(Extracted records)
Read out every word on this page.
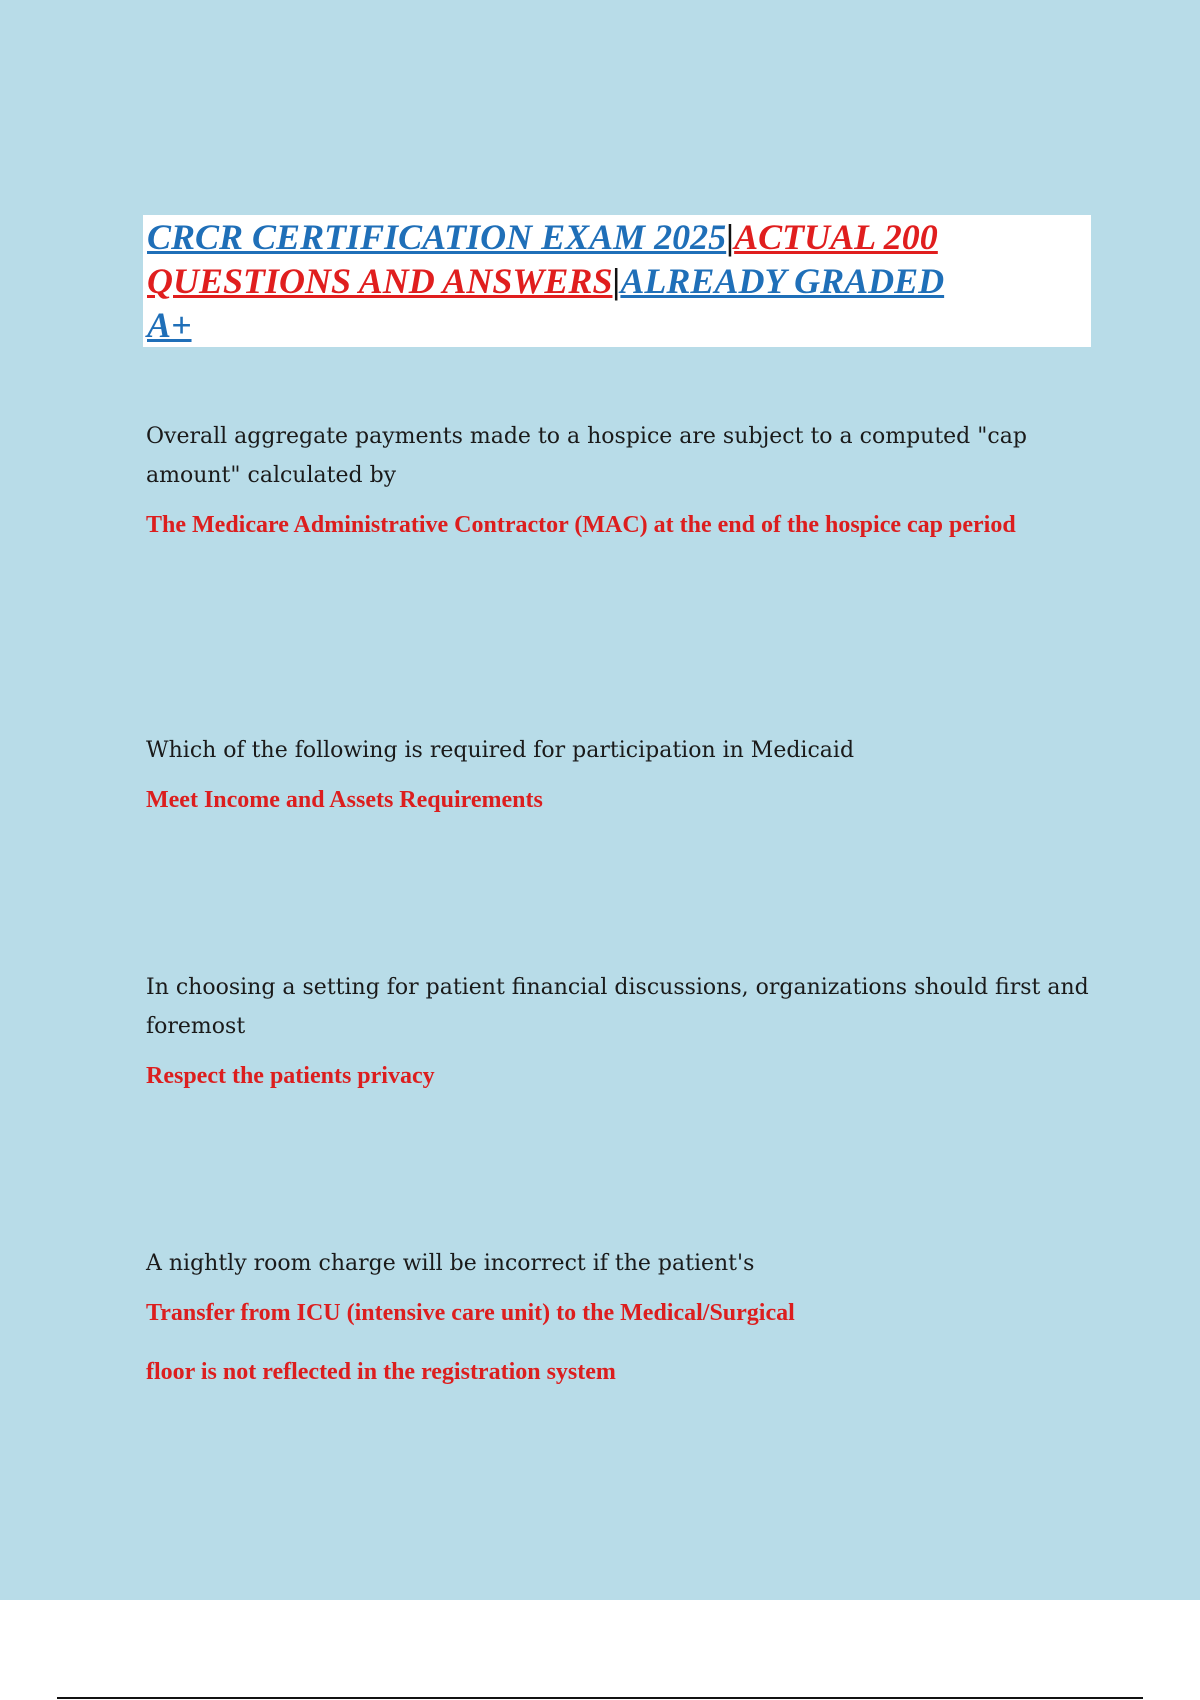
CRCR CERTIFICATION EXAM 2025|ACTUAL 200
QUESTIONS AND ANSWERS|ALREADY GRADED
A+
Overall aggregate payments made to a hospice are subject to a computed "cap amount" calculated by
The Medicare Administrative Contractor (MAC) at the end of the hospice cap period
Which of the following is required for participation in Medicaid
Meet Income and Assets Requirements
In choosing a setting for patient financial discussions, organizations should first and foremost
Respect the patients privacy
A nightly room charge will be incorrect if the patient's
Transfer from ICU (intensive care unit) to the Medical/Surgical
floor is not reflected in the registration system
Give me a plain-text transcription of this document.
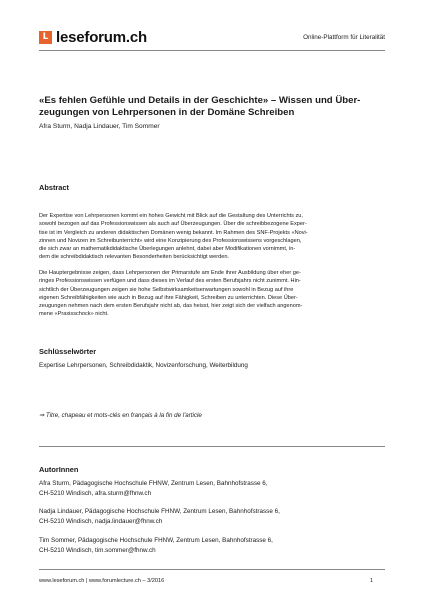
L leseforum.ch	Online-Plattform für Literalität
«Es fehlen Gefühle und Details in der Geschichte» – Wissen und Über-
zeugungen von Lehrpersonen in der Domäne Schreiben
Afra Sturm, Nadja Lindauer, Tim Sommer
Abstract

Der Expertise von Lehrpersonen kommt ein hohes Gewicht mit Blick auf die Gestaltung des Unterrichts zu,
sowohl bezogen auf das Professionswissen als auch auf Überzeugungen. Über die schreibbezogene Exper-
tise ist im Vergleich zu anderen didaktischen Domänen wenig bekannt. Im Rahmen des SNF-Projekts «Novi-
zinnen und Novizen im Schreibunterricht» wird eine Konzipierung des Professionswissens vorgeschlagen,
die sich zwar an mathematikdidaktische Überlegungen anlehnt, dabei aber Modifikationen vornimmt, in-
dem die schreibdidaktisch relevanten Besonderheiten berücksichtigt werden.

Die Hauptergebnisse zeigen, dass Lehrpersonen der Primarstufe am Ende ihrer Ausbildung über eher ge-
ringes Professionswissen verfügen und dass dieses im Verlauf des ersten Berufsjahrs nicht zunimmt. Hin-
sichtlich der Überzeugungen zeigen sie hohe Selbstwirksamkeitserwartungen sowohl in Bezug auf ihre
eigenen Schreibfähigkeiten wie auch in Bezug auf ihre Fähigkeit, Schreiben zu unterrichten. Diese Über-
zeugungen nehmen nach dem ersten Berufsjahr nicht ab, das heisst, hier zeigt sich der vielfach angenom-
mene «Praxisschock» nicht.

Schlüsselwörter
Expertise Lehrpersonen, Schreibdidaktik, Novizenforschung, Weiterbildung
⇒ Titre, chapeau et mots-clés en français à la fin de l'article
AutorInnen

Afra Sturm, Pädagogische Hochschule FHNW, Zentrum Lesen, Bahnhofstrasse 6,
CH-5210 Windisch, afra.sturm@fhnw.ch

Nadja Lindauer, Pädagogische Hochschule FHNW, Zentrum Lesen, Bahnhofstrasse 6,
CH-5210 Windisch, nadja.lindauer@fhnw.ch

Tim Sommer, Pädagogische Hochschule FHNW, Zentrum Lesen, Bahnhofstrasse 6,
CH-5210 Windisch, tim.sommer@fhnw.ch

www.leseforum.ch | www.forumlecture.ch – 3/2016	1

• **TASK DETAILS**
Your copy of the data should match it exactly, apart from the images, which are omitted.

• **ANSWER BOX**
Read out every word on this page.
CRCR CERTIFICATION EXAM 2025|ACTUAL 200
QUESTIONS AND ANSWERS|ALREADY GRADED
A+
Overall aggregate payments made to a hospice are subject to a computed "cap amount" calculated by
The Medicare Administrative Contractor (MAC) at the end of the hospice cap period
Which of the following is required for participation in Medicaid
Meet Income and Assets Requirements
In choosing a setting for patient financial discussions, organizations should first and foremost
Respect the patients privacy
A nightly room charge will be incorrect if the patient's
Transfer from ICU (intensive care unit) to the Medical/Surgical
floor is not reflected in the registration system
Give me a plain-text transcription of this document.
L leseforum.ch	Online-Plattform für Literalität
«Es fehlen Gefühle und Details in der Geschichte» – Wissen und Über-
zeugungen von Lehrpersonen in der Domäne Schreiben
Afra Sturm, Nadja Lindauer, Tim Sommer
Abstract

Der Expertise von Lehrpersonen kommt ein hohes Gewicht mit Blick auf die Gestaltung des Unterrichts zu,
sowohl bezogen auf das Professionswissen als auch auf Überzeugungen. Über die schreibbezogene Exper-
tise ist im Vergleich zu anderen didaktischen Domänen wenig bekannt. Im Rahmen des SNF-Projekts «Novi-
zinnen und Novizen im Schreibunterricht» wird eine Konzipierung des Professionswissens vorgeschlagen,
die sich zwar an mathematikdidaktische Überlegungen anlehnt, dabei aber Modifikationen vornimmt, in-
dem die schreibdidaktisch relevanten Besonderheiten berücksichtigt werden.

Die Hauptergebnisse zeigen, dass Lehrpersonen der Primarstufe am Ende ihrer Ausbildung über eher ge-
ringes Professionswissen verfügen und dass dieses im Verlauf des ersten Berufsjahrs nicht zunimmt. Hin-
sichtlich der Überzeugungen zeigen sie hohe Selbstwirksamkeitserwartungen sowohl in Bezug auf ihre
eigenen Schreibfähigkeiten wie auch in Bezug auf ihre Fähigkeit, Schreiben zu unterrichten. Diese Über-
zeugungen nehmen nach dem ersten Berufsjahr nicht ab, das heisst, hier zeigt sich der vielfach angenom-
mene «Praxisschock» nicht.

Schlüsselwörter
Expertise Lehrpersonen, Schreibdidaktik, Novizenforschung, Weiterbildung
⇒ Titre, chapeau et mots-clés en français à la fin de l'article
AutorInnen

Afra Sturm, Pädagogische Hochschule FHNW, Zentrum Lesen, Bahnhofstrasse 6,
CH-5210 Windisch, afra.sturm@fhnw.ch

Nadja Lindauer, Pädagogische Hochschule FHNW, Zentrum Lesen, Bahnhofstrasse 6,
CH-5210 Windisch, nadja.lindauer@fhnw.ch

Tim Sommer, Pädagogische Hochschule FHNW, Zentrum Lesen, Bahnhofstrasse 6,
CH-5210 Windisch, tim.sommer@fhnw.ch

www.leseforum.ch | www.forumlecture.ch – 3/2016	1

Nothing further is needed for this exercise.